Goal of the exercise:
Find every line in the records below that contains the word "Reducir", and copy each such line.

Collected data entries:
** BEGIN **

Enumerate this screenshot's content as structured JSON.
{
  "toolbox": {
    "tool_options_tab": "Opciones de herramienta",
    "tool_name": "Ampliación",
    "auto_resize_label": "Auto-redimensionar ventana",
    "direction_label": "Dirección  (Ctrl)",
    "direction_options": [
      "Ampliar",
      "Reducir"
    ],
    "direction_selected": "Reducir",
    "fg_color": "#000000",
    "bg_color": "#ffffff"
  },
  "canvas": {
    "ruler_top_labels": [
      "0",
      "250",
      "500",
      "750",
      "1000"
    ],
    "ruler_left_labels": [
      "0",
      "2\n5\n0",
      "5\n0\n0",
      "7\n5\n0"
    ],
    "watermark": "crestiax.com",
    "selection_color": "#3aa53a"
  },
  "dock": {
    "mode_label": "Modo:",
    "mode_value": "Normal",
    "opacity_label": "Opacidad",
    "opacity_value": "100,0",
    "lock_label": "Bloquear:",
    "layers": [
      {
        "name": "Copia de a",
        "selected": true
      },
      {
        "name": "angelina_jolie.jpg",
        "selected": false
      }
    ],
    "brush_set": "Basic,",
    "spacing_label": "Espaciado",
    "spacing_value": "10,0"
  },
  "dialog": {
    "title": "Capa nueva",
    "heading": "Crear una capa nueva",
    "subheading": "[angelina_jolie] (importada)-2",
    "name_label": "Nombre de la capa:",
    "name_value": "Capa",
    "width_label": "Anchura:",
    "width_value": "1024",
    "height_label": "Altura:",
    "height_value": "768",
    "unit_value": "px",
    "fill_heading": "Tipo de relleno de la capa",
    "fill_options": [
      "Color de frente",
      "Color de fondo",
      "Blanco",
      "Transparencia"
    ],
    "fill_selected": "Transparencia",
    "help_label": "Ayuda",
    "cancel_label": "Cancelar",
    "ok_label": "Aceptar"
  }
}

** END **

Correct output:
      "Reducir"
    "direction_selected": "Reducir",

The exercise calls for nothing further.